• **GIVEN PROBLEM**
Where a line holds the word "neque", copy that line.

-- start PROVIDED DATA --

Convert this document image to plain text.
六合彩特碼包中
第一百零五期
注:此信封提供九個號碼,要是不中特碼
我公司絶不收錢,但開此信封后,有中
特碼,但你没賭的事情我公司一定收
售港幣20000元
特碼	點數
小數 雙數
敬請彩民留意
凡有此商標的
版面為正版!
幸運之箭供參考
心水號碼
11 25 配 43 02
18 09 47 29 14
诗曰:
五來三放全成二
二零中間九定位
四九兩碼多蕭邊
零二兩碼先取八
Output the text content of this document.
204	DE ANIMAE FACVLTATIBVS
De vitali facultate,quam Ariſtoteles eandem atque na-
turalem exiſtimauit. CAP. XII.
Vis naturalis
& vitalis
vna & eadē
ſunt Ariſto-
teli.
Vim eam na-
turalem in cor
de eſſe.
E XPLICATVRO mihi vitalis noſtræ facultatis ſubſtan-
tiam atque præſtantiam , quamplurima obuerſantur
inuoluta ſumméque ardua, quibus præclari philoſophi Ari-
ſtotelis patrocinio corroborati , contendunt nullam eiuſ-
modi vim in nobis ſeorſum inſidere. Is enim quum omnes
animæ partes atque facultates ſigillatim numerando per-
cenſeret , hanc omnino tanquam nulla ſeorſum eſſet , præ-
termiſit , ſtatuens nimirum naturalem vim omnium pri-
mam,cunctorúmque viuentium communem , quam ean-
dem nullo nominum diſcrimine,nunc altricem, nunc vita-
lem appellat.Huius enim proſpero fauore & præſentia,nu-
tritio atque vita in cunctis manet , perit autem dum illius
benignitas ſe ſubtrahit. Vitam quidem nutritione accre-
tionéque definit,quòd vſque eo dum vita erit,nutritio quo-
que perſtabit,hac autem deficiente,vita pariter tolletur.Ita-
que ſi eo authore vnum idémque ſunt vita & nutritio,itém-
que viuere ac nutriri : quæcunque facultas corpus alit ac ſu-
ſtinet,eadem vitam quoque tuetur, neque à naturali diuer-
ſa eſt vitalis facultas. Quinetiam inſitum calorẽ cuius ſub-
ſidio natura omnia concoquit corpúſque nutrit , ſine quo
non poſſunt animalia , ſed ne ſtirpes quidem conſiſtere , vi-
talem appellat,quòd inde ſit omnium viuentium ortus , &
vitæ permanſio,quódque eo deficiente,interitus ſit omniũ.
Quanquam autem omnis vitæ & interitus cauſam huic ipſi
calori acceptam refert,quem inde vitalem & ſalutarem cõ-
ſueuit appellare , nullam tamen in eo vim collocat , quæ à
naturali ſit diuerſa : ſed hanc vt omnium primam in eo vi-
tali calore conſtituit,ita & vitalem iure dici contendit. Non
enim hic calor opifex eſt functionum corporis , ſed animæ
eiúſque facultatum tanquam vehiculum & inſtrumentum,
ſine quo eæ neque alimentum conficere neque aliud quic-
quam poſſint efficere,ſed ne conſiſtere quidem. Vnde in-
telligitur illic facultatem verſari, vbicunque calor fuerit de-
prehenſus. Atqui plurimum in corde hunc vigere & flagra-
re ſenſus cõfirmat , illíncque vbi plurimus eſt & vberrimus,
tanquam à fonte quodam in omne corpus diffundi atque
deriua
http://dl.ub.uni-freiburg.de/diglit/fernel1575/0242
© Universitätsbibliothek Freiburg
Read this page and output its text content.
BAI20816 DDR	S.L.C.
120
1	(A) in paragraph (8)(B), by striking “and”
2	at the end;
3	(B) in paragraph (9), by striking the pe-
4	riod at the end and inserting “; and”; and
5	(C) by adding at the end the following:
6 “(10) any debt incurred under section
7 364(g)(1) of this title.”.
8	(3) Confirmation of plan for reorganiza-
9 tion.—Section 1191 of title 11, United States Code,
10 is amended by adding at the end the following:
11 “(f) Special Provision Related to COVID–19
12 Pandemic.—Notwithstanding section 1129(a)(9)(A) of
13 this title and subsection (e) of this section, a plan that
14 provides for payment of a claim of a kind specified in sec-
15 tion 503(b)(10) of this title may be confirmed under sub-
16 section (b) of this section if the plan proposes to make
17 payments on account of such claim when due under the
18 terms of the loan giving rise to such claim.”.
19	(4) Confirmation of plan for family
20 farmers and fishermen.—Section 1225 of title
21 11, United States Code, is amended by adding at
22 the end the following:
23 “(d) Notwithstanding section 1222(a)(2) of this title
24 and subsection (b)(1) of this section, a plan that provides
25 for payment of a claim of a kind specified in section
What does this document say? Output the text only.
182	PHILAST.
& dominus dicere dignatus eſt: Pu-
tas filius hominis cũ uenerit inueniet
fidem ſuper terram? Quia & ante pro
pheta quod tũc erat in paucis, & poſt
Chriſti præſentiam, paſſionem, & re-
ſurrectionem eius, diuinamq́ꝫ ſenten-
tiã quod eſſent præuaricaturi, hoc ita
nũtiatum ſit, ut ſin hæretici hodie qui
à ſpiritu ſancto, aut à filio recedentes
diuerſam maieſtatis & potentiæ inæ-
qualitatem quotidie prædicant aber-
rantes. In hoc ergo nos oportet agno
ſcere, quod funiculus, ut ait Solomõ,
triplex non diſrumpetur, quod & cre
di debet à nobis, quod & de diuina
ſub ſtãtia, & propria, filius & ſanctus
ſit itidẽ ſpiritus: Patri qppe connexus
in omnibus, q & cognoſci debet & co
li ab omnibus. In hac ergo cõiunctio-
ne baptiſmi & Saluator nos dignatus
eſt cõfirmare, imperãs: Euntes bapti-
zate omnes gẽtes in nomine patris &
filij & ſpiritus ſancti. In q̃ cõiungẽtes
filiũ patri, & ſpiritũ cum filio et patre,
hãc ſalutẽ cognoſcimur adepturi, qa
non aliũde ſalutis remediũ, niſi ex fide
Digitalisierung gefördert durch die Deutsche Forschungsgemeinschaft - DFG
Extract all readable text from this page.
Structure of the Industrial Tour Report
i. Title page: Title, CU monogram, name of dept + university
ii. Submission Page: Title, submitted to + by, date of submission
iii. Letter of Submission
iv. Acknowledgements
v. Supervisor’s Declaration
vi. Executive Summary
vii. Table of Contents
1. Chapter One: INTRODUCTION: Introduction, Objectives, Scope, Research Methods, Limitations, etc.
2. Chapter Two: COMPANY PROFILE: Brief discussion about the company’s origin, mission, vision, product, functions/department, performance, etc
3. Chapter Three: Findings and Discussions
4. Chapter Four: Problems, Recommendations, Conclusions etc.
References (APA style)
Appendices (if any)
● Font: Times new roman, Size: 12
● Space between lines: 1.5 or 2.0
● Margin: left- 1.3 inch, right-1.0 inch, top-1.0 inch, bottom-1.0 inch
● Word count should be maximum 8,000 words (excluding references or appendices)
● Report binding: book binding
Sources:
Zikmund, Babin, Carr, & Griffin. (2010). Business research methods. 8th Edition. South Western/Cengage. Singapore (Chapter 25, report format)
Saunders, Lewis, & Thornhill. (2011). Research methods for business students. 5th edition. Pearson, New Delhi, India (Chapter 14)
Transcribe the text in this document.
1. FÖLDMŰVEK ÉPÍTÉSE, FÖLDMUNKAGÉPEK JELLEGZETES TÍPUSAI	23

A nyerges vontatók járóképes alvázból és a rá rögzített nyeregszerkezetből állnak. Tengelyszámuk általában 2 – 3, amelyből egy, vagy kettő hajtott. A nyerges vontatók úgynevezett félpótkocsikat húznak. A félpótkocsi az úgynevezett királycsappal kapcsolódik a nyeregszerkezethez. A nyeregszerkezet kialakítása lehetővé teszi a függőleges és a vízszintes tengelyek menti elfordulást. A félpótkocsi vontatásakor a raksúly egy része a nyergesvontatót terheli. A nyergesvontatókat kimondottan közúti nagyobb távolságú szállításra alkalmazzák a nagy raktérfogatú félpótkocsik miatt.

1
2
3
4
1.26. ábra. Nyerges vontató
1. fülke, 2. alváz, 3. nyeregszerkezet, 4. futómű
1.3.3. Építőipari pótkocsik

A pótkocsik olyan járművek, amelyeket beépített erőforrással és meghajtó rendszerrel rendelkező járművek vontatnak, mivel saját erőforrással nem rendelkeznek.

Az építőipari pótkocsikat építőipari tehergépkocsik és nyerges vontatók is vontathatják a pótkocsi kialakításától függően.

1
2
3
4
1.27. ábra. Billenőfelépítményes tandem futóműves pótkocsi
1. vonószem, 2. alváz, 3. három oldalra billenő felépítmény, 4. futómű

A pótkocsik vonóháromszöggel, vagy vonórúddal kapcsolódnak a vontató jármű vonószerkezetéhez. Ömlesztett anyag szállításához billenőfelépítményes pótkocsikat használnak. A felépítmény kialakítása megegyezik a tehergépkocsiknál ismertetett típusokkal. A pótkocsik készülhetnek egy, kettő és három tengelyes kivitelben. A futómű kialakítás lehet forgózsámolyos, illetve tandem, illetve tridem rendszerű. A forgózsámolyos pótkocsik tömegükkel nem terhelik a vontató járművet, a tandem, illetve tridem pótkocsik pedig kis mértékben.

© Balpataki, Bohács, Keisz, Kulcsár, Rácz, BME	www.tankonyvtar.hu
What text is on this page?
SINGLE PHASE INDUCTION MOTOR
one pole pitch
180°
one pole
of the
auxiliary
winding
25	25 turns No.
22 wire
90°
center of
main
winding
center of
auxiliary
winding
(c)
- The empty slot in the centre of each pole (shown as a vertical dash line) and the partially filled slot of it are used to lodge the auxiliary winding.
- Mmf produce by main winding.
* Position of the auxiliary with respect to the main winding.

-- end PROVIDED DATA --

• **EXERCISE RESPONSE**
ſtinet,eadem vitam quoque tuetur, neque à naturali diuer-
ſine quo eæ neque alimentum conficere neque aliud quic-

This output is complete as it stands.